• **Exercise prompt**
Print each line exactly as it is given.

• **Entries**
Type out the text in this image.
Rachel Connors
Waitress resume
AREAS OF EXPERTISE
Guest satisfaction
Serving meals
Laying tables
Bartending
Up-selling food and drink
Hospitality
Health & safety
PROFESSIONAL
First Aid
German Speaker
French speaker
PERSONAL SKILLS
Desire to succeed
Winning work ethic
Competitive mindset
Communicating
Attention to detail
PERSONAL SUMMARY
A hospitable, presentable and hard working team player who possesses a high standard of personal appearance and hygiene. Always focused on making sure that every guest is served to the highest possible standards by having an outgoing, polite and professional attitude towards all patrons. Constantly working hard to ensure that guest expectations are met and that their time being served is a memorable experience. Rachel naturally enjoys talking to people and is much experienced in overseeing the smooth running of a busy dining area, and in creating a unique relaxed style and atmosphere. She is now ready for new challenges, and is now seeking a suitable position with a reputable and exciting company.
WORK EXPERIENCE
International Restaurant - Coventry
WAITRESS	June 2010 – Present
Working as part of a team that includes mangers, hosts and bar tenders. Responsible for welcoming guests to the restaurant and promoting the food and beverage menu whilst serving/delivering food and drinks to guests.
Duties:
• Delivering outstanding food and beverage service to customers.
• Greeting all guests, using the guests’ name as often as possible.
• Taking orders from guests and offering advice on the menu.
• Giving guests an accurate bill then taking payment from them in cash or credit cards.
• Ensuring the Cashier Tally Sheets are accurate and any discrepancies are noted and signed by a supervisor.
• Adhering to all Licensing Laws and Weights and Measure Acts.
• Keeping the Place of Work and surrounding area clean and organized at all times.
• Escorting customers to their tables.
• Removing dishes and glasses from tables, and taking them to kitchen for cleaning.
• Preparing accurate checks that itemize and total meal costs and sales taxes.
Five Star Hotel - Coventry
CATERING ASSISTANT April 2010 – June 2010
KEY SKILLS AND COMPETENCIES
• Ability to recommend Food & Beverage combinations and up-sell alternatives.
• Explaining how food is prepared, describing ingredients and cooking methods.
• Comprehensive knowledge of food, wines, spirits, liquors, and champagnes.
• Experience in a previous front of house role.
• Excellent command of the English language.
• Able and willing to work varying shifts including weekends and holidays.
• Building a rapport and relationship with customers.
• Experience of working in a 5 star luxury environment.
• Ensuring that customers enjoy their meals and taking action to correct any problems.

• **Solved problem**
Type out the text in this image.
Rachel Connors
Waitress resume
AREAS OF EXPERTISE
Guest satisfaction
Serving meals
Laying tables
Bartending
Up-selling food and drink
Hospitality
Health & safety
PROFESSIONAL
First Aid
German Speaker
French speaker
PERSONAL SKILLS
Desire to succeed
Winning work ethic
Competitive mindset
Communicating
Attention to detail
PERSONAL SUMMARY
A hospitable, presentable and hard working team player who possesses a high standard of personal appearance and hygiene. Always focused on making sure that every guest is served to the highest possible standards by having an outgoing, polite and professional attitude towards all patrons. Constantly working hard to ensure that guest expectations are met and that their time being served is a memorable experience. Rachel naturally enjoys talking to people and is much experienced in overseeing the smooth running of a busy dining area, and in creating a unique relaxed style and atmosphere. She is now ready for new challenges, and is now seeking a suitable position with a reputable and exciting company.
WORK EXPERIENCE
International Restaurant - Coventry
WAITRESS	June 2010 – Present
Working as part of a team that includes mangers, hosts and bar tenders. Responsible for welcoming guests to the restaurant and promoting the food and beverage menu whilst serving/delivering food and drinks to guests.
Duties:
• Delivering outstanding food and beverage service to customers.
• Greeting all guests, using the guests’ name as often as possible.
• Taking orders from guests and offering advice on the menu.
• Giving guests an accurate bill then taking payment from them in cash or credit cards.
• Ensuring the Cashier Tally Sheets are accurate and any discrepancies are noted and signed by a supervisor.
• Adhering to all Licensing Laws and Weights and Measure Acts.
• Keeping the Place of Work and surrounding area clean and organized at all times.
• Escorting customers to their tables.
• Removing dishes and glasses from tables, and taking them to kitchen for cleaning.
• Preparing accurate checks that itemize and total meal costs and sales taxes.
Five Star Hotel - Coventry
CATERING ASSISTANT April 2010 – June 2010
KEY SKILLS AND COMPETENCIES
• Ability to recommend Food & Beverage combinations and up-sell alternatives.
• Explaining how food is prepared, describing ingredients and cooking methods.
• Comprehensive knowledge of food, wines, spirits, liquors, and champagnes.
• Experience in a previous front of house role.
• Excellent command of the English language.
• Able and willing to work varying shifts including weekends and holidays.
• Building a rapport and relationship with customers.
• Experience of working in a 5 star luxury environment.
• Ensuring that customers enjoy their meals and taking action to correct any problems.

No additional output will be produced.